[Source data]

## Begin

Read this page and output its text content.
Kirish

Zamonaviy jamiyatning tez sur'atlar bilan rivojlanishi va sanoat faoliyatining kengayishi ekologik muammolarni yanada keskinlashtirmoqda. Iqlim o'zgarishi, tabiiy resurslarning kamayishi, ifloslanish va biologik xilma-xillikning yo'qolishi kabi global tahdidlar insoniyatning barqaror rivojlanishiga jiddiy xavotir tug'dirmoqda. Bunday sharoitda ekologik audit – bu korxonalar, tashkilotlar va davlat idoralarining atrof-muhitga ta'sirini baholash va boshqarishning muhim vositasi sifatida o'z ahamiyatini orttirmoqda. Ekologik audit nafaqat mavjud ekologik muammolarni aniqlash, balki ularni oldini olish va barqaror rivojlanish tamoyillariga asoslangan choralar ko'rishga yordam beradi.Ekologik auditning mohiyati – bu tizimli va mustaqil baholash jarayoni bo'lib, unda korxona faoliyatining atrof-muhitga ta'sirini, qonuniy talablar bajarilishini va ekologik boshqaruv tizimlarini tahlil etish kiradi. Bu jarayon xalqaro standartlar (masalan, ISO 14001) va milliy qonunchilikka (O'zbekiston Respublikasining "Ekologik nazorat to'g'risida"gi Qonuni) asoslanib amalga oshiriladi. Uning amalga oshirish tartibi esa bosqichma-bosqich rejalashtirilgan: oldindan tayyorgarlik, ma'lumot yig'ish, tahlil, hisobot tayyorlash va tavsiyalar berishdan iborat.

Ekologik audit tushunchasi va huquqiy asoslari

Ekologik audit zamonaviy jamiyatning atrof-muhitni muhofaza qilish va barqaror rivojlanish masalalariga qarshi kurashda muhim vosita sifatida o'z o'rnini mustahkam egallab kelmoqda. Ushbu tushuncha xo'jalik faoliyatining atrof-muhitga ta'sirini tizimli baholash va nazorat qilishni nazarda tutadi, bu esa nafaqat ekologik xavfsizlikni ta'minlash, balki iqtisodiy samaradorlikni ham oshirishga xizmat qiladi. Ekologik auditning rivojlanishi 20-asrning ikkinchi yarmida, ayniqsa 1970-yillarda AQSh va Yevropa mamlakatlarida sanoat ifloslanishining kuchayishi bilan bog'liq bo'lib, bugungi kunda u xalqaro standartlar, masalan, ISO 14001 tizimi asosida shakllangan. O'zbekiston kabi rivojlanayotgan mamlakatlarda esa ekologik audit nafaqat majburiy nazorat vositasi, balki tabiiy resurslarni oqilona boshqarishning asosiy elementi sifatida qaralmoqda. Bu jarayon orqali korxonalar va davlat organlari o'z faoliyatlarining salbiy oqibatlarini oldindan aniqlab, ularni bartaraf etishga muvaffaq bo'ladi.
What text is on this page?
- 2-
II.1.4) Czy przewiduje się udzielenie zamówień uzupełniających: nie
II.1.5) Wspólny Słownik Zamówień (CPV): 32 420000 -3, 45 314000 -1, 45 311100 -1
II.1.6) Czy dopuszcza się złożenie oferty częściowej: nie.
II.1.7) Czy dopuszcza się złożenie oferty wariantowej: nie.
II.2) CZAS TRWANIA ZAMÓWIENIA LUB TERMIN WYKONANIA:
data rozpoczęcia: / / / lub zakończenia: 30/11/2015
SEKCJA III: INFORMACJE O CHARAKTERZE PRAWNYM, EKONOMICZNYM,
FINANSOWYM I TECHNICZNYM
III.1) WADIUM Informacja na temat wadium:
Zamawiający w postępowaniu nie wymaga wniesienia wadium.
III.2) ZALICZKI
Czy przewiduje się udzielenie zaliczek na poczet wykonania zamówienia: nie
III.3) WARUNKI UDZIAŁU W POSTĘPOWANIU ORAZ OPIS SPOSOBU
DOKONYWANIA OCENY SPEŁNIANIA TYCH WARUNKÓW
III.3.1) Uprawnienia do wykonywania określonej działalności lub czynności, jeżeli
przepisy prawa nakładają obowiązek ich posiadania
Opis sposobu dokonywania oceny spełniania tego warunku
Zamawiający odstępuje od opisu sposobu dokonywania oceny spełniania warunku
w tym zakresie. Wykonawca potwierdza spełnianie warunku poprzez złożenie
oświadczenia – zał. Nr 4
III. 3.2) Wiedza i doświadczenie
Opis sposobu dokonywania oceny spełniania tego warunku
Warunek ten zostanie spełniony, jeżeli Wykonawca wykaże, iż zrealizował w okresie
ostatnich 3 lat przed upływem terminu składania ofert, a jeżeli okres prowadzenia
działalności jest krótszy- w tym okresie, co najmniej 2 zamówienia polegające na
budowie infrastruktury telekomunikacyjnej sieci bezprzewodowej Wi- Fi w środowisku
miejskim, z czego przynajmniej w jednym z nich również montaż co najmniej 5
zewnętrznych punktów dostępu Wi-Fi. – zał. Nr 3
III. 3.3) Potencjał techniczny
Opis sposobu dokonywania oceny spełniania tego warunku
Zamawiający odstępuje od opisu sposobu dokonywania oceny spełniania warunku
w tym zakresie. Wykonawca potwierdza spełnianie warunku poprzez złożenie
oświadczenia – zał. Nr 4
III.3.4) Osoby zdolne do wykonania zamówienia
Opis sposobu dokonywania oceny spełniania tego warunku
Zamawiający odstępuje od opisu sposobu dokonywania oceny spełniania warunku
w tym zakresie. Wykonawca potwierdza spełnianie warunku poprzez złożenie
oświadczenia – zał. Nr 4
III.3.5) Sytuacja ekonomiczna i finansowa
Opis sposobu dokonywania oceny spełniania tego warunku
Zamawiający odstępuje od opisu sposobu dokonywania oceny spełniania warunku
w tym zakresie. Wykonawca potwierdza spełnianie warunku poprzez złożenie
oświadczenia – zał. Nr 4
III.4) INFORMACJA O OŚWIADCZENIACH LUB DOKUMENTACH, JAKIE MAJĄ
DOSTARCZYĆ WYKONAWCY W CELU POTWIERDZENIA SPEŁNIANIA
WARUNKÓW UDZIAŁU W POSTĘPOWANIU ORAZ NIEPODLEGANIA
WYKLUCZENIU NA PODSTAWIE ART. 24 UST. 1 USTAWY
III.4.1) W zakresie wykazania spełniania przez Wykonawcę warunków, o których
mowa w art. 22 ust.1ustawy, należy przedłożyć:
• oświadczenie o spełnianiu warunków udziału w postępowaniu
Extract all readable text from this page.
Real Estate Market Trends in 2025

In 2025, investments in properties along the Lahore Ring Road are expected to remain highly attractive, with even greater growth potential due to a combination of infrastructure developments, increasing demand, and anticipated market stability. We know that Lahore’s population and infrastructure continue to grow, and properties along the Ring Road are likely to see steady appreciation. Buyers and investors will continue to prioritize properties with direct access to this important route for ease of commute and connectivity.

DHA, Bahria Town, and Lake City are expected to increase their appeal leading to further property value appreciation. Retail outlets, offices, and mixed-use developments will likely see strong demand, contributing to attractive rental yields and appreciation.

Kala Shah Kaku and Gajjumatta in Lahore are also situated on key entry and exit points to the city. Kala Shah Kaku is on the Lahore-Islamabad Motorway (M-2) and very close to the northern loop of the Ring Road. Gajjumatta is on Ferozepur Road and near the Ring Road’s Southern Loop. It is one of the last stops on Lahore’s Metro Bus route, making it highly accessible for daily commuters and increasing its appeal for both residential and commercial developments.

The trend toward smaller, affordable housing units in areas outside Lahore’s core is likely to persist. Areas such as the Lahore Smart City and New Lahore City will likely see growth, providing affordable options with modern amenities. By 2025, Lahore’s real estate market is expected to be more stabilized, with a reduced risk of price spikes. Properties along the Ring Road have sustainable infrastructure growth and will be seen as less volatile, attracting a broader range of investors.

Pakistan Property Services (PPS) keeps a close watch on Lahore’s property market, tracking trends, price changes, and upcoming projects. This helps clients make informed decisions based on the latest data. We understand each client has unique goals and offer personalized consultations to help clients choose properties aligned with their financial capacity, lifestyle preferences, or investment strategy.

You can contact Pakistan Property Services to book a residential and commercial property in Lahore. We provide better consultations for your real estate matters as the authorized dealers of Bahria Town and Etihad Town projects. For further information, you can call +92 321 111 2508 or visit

## End

[Set problem] Scan the material above for the string "text" and return the lines that hold it.

[Written solution]
Read this page and output its text content.
What text is on this page?
Extract all readable text from this page.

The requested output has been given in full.